• What is being asked
Search the listing for the string "Omegle" and copy every line that contains it.

• Recorded information
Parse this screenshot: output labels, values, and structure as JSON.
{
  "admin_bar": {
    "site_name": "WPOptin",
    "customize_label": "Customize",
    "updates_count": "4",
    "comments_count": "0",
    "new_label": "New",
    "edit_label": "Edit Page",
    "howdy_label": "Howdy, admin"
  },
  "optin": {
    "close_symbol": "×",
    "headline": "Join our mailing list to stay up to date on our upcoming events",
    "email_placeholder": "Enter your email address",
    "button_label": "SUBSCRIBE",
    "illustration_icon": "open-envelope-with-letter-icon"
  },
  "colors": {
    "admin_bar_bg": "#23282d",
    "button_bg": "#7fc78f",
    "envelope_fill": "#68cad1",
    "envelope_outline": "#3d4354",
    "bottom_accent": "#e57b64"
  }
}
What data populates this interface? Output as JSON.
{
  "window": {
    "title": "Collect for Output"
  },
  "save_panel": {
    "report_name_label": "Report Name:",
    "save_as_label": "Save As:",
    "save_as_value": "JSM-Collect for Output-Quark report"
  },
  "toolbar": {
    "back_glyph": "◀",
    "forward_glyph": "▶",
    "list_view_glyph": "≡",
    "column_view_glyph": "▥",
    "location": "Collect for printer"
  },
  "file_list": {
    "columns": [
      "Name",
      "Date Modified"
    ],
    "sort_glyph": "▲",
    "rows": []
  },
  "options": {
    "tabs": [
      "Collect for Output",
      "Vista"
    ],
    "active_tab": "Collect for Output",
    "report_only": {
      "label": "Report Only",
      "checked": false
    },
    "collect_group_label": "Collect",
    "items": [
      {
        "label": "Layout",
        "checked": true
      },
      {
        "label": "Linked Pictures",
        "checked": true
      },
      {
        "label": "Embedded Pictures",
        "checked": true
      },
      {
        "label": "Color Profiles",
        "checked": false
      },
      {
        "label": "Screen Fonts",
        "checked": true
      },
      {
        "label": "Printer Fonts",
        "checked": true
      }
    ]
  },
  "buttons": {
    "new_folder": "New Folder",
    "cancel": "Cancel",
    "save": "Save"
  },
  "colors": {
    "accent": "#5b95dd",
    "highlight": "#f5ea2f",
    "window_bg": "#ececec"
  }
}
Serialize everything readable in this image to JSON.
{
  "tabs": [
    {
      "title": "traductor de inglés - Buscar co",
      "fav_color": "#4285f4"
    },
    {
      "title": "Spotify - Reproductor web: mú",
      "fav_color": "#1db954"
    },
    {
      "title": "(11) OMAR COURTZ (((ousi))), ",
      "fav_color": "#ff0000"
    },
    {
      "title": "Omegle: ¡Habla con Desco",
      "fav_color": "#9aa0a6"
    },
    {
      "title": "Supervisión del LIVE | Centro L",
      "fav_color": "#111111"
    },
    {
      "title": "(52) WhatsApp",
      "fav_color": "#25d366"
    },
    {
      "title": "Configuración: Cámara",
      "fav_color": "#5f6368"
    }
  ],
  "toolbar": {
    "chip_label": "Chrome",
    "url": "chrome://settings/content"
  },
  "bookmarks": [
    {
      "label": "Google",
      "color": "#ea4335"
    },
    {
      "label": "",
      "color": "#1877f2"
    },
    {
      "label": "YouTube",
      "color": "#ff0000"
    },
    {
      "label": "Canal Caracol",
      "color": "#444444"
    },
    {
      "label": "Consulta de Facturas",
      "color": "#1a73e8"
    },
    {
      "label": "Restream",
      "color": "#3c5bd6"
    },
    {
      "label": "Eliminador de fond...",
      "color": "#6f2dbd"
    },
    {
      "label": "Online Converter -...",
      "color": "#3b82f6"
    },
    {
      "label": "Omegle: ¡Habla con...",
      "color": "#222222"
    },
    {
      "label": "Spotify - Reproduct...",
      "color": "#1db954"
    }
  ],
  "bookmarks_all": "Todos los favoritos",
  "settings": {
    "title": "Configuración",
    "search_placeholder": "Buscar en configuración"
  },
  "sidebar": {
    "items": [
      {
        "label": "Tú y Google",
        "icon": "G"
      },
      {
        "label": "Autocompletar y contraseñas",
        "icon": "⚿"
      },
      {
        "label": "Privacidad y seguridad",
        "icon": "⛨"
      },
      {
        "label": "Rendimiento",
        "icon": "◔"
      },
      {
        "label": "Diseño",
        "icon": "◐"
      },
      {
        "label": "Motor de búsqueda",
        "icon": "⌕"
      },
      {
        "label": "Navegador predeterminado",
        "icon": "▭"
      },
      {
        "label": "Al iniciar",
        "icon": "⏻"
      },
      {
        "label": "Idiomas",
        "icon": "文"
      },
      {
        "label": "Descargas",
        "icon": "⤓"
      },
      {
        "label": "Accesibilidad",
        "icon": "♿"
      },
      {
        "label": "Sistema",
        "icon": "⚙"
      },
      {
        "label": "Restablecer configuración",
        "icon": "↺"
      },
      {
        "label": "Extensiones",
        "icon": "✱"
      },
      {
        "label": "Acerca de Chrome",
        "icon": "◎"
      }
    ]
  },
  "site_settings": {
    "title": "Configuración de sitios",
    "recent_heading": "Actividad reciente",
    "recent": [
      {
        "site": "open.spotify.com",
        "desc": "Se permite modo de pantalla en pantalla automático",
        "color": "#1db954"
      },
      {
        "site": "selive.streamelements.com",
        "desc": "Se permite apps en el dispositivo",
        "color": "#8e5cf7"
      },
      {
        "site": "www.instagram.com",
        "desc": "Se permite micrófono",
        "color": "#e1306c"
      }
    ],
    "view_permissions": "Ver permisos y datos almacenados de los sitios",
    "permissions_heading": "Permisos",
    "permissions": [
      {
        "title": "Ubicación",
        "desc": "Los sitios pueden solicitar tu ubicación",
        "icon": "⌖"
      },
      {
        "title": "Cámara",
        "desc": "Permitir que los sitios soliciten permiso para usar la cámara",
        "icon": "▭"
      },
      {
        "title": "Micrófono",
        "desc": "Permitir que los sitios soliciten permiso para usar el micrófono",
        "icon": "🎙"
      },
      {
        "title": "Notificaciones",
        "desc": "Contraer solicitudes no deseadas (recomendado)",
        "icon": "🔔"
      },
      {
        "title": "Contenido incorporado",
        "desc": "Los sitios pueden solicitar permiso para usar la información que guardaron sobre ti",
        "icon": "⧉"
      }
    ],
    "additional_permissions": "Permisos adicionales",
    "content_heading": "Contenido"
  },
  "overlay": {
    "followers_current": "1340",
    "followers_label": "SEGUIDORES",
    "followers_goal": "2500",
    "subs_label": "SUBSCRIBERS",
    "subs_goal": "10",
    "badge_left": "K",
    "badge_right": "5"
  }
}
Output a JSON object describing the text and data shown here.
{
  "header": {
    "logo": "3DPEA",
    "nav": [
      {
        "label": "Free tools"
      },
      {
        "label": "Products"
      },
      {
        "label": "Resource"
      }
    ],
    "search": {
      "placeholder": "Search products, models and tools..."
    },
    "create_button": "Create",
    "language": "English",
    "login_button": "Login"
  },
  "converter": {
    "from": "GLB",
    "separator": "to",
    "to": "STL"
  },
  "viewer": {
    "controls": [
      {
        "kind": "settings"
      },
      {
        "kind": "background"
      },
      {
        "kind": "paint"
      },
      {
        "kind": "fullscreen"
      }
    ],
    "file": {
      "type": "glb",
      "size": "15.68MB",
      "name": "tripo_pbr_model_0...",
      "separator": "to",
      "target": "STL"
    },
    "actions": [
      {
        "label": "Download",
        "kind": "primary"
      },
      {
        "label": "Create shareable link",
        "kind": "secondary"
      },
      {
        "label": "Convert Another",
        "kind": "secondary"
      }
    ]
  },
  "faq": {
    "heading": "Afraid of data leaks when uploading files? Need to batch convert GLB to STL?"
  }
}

• Exercise result
      "title": "Omegle: ¡Habla con Desco",
      "label": "Omegle: ¡Habla con...",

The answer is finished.